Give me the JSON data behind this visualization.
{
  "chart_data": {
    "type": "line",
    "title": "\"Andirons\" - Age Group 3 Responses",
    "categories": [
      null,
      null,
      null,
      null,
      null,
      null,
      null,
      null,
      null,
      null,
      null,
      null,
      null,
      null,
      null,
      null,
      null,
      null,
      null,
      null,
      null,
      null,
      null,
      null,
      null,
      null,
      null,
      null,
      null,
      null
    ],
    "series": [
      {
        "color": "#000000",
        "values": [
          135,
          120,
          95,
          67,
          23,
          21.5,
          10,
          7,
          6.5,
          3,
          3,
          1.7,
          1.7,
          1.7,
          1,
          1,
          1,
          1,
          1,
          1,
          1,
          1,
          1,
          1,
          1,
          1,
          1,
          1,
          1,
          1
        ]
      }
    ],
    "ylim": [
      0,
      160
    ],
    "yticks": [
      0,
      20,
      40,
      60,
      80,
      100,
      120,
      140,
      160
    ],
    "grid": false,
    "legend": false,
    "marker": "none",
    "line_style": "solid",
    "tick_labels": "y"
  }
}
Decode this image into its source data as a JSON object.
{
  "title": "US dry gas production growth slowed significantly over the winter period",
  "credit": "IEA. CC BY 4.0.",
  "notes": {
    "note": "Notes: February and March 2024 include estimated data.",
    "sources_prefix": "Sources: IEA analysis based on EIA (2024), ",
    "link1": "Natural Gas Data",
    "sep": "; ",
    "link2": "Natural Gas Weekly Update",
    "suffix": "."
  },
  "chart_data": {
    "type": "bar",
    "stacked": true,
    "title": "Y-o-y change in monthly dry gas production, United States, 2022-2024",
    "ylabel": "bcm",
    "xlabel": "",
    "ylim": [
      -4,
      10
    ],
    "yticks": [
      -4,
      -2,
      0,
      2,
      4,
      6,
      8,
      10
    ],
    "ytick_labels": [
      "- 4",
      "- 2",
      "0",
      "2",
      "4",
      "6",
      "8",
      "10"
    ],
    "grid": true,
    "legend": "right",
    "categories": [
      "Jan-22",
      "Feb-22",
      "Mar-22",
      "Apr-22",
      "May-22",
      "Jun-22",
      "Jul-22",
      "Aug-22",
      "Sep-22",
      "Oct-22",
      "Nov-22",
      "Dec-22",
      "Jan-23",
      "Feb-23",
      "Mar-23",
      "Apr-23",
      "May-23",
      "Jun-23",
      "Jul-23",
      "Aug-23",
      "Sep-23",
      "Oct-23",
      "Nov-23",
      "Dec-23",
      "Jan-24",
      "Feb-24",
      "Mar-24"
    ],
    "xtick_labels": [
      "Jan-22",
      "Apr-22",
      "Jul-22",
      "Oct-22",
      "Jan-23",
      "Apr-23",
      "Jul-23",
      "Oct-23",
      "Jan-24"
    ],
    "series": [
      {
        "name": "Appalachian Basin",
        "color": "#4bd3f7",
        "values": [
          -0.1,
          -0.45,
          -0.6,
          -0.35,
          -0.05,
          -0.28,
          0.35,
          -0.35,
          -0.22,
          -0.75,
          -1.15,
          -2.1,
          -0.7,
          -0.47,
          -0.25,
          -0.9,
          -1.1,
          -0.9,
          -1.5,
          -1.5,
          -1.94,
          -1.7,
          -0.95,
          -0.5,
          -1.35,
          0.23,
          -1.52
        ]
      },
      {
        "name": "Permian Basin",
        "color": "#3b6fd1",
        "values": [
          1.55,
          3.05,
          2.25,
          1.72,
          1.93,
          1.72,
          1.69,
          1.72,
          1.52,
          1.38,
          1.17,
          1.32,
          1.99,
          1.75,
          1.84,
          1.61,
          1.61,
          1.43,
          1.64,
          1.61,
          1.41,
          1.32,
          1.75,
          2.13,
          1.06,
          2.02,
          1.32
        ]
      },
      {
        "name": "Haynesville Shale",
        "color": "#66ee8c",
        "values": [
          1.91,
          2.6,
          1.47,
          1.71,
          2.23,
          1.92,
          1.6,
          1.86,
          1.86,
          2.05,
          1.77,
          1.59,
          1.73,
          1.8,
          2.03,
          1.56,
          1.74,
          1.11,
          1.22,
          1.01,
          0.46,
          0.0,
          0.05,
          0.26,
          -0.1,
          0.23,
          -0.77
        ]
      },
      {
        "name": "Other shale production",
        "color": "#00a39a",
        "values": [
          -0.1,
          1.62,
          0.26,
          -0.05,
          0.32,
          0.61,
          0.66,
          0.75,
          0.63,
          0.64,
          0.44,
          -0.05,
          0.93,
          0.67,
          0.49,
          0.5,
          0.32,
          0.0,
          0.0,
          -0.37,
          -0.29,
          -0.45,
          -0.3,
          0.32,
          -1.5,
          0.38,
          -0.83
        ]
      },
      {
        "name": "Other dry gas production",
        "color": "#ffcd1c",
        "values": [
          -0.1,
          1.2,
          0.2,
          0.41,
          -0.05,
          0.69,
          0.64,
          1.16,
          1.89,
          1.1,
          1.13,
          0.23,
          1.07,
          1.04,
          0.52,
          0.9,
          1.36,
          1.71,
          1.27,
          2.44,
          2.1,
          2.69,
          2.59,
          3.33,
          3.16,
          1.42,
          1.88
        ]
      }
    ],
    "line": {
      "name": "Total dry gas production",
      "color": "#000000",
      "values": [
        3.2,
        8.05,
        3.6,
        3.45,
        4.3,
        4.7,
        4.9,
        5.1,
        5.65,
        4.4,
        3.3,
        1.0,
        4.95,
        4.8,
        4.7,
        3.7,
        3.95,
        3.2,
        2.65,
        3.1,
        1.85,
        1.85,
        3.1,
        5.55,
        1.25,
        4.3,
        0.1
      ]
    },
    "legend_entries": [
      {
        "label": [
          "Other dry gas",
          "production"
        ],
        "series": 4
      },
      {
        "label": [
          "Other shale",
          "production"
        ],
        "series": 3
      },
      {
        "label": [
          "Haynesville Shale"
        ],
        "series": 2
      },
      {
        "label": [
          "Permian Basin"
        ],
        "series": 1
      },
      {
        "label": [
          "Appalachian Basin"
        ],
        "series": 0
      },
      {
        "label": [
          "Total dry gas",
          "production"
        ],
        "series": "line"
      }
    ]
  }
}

::::

BRIEF:
Pull out each line of the listing that holds the string "Haynesville".

SOLVED EXERCISE:
        "name": "Haynesville Shale",
          "Haynesville Shale"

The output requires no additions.